Items from a figure collection
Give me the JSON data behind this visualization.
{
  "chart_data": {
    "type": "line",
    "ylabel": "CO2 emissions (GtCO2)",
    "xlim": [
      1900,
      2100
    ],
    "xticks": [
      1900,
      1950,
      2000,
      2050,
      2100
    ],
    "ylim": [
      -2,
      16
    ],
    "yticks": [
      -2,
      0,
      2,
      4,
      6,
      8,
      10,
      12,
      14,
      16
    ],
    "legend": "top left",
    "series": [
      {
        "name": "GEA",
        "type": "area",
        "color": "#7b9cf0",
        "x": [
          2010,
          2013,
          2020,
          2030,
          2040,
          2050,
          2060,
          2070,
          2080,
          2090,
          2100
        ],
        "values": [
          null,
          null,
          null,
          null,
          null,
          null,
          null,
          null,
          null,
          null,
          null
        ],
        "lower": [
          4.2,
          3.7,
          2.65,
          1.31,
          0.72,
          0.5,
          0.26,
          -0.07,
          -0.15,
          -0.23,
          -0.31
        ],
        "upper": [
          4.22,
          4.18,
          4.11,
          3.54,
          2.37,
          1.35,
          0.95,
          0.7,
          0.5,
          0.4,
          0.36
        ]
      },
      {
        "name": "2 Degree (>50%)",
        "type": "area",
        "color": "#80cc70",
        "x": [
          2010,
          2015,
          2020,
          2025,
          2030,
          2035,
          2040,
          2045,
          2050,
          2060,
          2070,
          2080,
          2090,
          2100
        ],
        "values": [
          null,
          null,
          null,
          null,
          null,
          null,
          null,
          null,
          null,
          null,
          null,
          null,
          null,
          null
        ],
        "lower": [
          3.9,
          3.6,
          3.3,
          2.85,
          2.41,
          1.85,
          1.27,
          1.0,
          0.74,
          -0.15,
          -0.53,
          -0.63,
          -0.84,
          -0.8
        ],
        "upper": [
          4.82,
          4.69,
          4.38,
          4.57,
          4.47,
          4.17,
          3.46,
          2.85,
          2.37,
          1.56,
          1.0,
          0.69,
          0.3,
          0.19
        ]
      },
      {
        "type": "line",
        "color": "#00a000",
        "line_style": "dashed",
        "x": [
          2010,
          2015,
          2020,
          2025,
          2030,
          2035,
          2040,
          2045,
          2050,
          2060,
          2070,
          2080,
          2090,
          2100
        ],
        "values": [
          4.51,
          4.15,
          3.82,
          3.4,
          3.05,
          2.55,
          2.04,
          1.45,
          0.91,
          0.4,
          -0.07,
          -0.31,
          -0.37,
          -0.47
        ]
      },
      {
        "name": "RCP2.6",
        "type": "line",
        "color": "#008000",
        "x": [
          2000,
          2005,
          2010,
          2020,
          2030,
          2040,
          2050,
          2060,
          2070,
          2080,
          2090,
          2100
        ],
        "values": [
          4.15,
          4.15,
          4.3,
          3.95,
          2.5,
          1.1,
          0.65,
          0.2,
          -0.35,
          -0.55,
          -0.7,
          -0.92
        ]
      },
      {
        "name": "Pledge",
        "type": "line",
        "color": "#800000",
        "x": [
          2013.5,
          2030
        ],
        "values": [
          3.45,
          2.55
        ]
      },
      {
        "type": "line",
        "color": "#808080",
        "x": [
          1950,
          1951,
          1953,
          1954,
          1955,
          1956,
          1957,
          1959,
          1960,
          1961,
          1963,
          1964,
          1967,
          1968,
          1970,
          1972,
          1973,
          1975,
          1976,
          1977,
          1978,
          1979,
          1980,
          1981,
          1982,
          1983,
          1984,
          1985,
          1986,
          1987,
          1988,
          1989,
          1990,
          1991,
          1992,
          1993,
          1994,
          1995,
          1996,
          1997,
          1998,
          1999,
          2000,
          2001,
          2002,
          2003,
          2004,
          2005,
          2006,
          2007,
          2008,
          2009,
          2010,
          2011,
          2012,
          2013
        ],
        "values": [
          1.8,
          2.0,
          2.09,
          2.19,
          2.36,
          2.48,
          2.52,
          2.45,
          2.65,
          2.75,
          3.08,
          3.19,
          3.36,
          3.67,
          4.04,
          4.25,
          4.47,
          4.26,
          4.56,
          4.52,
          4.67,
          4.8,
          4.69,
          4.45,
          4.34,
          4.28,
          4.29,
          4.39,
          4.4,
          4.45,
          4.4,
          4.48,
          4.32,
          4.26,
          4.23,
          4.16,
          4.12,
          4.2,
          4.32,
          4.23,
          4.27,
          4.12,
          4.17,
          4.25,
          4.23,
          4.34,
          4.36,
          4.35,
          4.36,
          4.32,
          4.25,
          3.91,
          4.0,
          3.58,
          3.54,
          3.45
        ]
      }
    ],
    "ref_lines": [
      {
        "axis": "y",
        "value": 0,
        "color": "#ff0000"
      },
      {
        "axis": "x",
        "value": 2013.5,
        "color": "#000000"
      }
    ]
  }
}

▶ Work instructions:
Emit the records above again, exactly, with no line skipped.

▶ Solution for this task:
Give me the JSON data behind this visualization.
{
  "chart_data": {
    "type": "line",
    "ylabel": "CO2 emissions (GtCO2)",
    "xlim": [
      1900,
      2100
    ],
    "xticks": [
      1900,
      1950,
      2000,
      2050,
      2100
    ],
    "ylim": [
      -2,
      16
    ],
    "yticks": [
      -2,
      0,
      2,
      4,
      6,
      8,
      10,
      12,
      14,
      16
    ],
    "legend": "top left",
    "series": [
      {
        "name": "GEA",
        "type": "area",
        "color": "#7b9cf0",
        "x": [
          2010,
          2013,
          2020,
          2030,
          2040,
          2050,
          2060,
          2070,
          2080,
          2090,
          2100
        ],
        "values": [
          null,
          null,
          null,
          null,
          null,
          null,
          null,
          null,
          null,
          null,
          null
        ],
        "lower": [
          4.2,
          3.7,
          2.65,
          1.31,
          0.72,
          0.5,
          0.26,
          -0.07,
          -0.15,
          -0.23,
          -0.31
        ],
        "upper": [
          4.22,
          4.18,
          4.11,
          3.54,
          2.37,
          1.35,
          0.95,
          0.7,
          0.5,
          0.4,
          0.36
        ]
      },
      {
        "name": "2 Degree (>50%)",
        "type": "area",
        "color": "#80cc70",
        "x": [
          2010,
          2015,
          2020,
          2025,
          2030,
          2035,
          2040,
          2045,
          2050,
          2060,
          2070,
          2080,
          2090,
          2100
        ],
        "values": [
          null,
          null,
          null,
          null,
          null,
          null,
          null,
          null,
          null,
          null,
          null,
          null,
          null,
          null
        ],
        "lower": [
          3.9,
          3.6,
          3.3,
          2.85,
          2.41,
          1.85,
          1.27,
          1.0,
          0.74,
          -0.15,
          -0.53,
          -0.63,
          -0.84,
          -0.8
        ],
        "upper": [
          4.82,
          4.69,
          4.38,
          4.57,
          4.47,
          4.17,
          3.46,
          2.85,
          2.37,
          1.56,
          1.0,
          0.69,
          0.3,
          0.19
        ]
      },
      {
        "type": "line",
        "color": "#00a000",
        "line_style": "dashed",
        "x": [
          2010,
          2015,
          2020,
          2025,
          2030,
          2035,
          2040,
          2045,
          2050,
          2060,
          2070,
          2080,
          2090,
          2100
        ],
        "values": [
          4.51,
          4.15,
          3.82,
          3.4,
          3.05,
          2.55,
          2.04,
          1.45,
          0.91,
          0.4,
          -0.07,
          -0.31,
          -0.37,
          -0.47
        ]
      },
      {
        "name": "RCP2.6",
        "type": "line",
        "color": "#008000",
        "x": [
          2000,
          2005,
          2010,
          2020,
          2030,
          2040,
          2050,
          2060,
          2070,
          2080,
          2090,
          2100
        ],
        "values": [
          4.15,
          4.15,
          4.3,
          3.95,
          2.5,
          1.1,
          0.65,
          0.2,
          -0.35,
          -0.55,
          -0.7,
          -0.92
        ]
      },
      {
        "name": "Pledge",
        "type": "line",
        "color": "#800000",
        "x": [
          2013.5,
          2030
        ],
        "values": [
          3.45,
          2.55
        ]
      },
      {
        "type": "line",
        "color": "#808080",
        "x": [
          1950,
          1951,
          1953,
          1954,
          1955,
          1956,
          1957,
          1959,
          1960,
          1961,
          1963,
          1964,
          1967,
          1968,
          1970,
          1972,
          1973,
          1975,
          1976,
          1977,
          1978,
          1979,
          1980,
          1981,
          1982,
          1983,
          1984,
          1985,
          1986,
          1987,
          1988,
          1989,
          1990,
          1991,
          1992,
          1993,
          1994,
          1995,
          1996,
          1997,
          1998,
          1999,
          2000,
          2001,
          2002,
          2003,
          2004,
          2005,
          2006,
          2007,
          2008,
          2009,
          2010,
          2011,
          2012,
          2013
        ],
        "values": [
          1.8,
          2.0,
          2.09,
          2.19,
          2.36,
          2.48,
          2.52,
          2.45,
          2.65,
          2.75,
          3.08,
          3.19,
          3.36,
          3.67,
          4.04,
          4.25,
          4.47,
          4.26,
          4.56,
          4.52,
          4.67,
          4.8,
          4.69,
          4.45,
          4.34,
          4.28,
          4.29,
          4.39,
          4.4,
          4.45,
          4.4,
          4.48,
          4.32,
          4.26,
          4.23,
          4.16,
          4.12,
          4.2,
          4.32,
          4.23,
          4.27,
          4.12,
          4.17,
          4.25,
          4.23,
          4.34,
          4.36,
          4.35,
          4.36,
          4.32,
          4.25,
          3.91,
          4.0,
          3.58,
          3.54,
          3.45
        ]
      }
    ],
    "ref_lines": [
      {
        "axis": "y",
        "value": 0,
        "color": "#ff0000"
      },
      {
        "axis": "x",
        "value": 2013.5,
        "color": "#000000"
      }
    ]
  }
}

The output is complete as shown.